- **INPUT DATA**

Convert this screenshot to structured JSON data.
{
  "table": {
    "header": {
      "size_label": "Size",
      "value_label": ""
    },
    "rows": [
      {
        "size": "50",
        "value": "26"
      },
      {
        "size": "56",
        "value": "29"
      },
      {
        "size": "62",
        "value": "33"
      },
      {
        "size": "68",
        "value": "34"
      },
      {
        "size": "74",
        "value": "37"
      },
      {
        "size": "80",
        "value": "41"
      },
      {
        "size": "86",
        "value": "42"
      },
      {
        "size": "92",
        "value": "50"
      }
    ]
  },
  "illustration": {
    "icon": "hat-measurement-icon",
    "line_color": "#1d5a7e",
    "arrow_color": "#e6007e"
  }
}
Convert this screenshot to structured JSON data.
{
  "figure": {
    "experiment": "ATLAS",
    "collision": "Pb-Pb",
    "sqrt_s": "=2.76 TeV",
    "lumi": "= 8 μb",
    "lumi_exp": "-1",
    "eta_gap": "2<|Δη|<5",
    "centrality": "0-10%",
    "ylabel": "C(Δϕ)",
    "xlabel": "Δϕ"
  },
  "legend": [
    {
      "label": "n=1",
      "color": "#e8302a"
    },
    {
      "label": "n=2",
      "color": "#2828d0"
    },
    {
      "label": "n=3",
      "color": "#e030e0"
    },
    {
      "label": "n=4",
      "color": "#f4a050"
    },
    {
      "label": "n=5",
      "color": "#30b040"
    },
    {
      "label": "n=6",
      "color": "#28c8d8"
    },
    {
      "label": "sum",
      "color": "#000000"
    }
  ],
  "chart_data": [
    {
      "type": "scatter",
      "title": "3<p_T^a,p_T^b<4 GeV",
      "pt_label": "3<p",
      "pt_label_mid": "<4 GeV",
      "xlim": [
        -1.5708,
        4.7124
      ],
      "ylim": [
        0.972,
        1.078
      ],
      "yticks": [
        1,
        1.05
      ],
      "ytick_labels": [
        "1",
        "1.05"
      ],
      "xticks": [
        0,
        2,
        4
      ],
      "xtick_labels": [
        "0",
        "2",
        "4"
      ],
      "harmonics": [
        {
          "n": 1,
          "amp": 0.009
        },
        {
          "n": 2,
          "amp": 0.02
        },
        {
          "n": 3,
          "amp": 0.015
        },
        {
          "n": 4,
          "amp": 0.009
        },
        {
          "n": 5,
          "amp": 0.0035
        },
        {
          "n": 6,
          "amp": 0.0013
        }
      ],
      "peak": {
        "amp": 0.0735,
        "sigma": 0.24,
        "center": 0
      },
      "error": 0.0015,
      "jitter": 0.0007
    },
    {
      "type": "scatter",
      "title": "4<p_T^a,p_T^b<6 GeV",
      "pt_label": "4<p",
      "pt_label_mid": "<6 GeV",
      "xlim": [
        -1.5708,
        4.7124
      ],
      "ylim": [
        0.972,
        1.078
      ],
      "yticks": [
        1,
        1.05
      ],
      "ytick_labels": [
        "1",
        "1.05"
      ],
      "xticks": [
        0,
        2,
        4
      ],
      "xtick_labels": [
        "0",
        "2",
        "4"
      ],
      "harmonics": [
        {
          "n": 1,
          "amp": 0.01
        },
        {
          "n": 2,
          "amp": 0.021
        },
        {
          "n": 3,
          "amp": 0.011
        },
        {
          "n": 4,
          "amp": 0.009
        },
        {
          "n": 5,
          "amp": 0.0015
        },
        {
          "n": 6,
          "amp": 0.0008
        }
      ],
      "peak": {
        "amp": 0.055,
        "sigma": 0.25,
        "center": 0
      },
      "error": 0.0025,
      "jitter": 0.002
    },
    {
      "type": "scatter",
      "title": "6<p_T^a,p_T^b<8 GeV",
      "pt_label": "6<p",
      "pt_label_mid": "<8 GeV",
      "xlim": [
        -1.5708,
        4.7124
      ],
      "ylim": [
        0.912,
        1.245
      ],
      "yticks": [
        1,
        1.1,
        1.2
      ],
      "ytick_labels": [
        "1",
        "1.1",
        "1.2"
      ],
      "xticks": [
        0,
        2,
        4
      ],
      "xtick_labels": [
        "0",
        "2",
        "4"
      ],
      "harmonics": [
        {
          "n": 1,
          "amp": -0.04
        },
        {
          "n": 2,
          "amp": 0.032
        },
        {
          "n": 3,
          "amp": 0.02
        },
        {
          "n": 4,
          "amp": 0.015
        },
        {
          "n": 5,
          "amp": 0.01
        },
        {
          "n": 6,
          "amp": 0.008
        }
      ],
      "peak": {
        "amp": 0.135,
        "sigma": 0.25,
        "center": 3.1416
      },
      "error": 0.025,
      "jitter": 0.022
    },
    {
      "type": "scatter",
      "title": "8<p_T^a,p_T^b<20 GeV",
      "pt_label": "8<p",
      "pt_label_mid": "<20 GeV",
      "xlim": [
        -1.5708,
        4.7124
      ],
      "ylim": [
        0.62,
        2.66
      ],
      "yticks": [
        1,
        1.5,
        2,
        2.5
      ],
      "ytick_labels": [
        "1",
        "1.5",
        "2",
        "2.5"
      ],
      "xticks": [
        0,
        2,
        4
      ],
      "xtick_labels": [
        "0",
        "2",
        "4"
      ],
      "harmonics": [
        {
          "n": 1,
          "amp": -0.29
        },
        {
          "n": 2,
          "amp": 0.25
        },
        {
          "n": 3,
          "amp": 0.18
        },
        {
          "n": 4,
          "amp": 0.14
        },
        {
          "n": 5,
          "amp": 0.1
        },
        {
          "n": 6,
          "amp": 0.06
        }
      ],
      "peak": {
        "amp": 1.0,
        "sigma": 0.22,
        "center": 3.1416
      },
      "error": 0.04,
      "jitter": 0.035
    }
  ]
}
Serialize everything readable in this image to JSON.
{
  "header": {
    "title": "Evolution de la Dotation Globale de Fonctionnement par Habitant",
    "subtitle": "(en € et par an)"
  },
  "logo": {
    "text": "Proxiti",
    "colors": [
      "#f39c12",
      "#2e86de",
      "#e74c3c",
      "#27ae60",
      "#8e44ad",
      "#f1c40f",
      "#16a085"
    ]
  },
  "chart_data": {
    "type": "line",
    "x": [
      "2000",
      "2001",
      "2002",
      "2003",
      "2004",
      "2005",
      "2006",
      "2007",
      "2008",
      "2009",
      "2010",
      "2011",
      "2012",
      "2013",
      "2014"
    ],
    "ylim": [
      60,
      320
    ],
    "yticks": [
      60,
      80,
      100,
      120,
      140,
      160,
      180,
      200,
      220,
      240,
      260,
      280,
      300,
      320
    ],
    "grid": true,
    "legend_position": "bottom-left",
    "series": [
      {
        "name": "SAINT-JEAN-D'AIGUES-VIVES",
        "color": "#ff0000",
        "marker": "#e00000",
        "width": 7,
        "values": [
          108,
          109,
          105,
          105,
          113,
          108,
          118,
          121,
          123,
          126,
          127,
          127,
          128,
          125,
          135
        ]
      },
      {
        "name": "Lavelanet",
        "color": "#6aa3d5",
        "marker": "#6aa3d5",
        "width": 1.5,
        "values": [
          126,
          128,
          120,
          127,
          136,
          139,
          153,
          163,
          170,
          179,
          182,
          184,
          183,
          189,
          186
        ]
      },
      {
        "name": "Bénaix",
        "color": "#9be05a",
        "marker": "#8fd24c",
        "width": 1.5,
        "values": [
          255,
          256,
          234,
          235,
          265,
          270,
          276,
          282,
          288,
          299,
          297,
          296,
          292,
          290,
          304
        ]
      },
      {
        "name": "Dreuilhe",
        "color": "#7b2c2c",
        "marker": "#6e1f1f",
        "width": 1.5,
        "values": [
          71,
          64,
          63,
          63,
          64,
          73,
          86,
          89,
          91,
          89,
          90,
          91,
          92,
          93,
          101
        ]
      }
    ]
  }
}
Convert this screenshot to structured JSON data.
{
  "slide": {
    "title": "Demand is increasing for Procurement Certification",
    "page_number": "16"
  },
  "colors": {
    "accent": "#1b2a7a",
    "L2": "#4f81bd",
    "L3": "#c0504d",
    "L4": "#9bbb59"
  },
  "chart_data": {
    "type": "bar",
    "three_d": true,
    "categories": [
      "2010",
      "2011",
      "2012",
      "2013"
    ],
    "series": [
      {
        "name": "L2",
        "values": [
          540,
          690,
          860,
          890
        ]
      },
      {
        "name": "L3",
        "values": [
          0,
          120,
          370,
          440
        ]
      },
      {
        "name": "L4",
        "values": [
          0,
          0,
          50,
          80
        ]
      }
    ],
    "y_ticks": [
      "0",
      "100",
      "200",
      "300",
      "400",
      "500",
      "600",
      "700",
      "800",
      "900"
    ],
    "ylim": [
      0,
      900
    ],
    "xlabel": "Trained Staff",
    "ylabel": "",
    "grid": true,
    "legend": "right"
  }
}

- **WHAT THE TASK REQUIRES**
List each line in the listing that contains the string "sigma".

- **COMPLETE RESPONSE**
        "sigma": 0.24,
        "sigma": 0.25,
        "sigma": 0.25,
        "sigma": 0.22,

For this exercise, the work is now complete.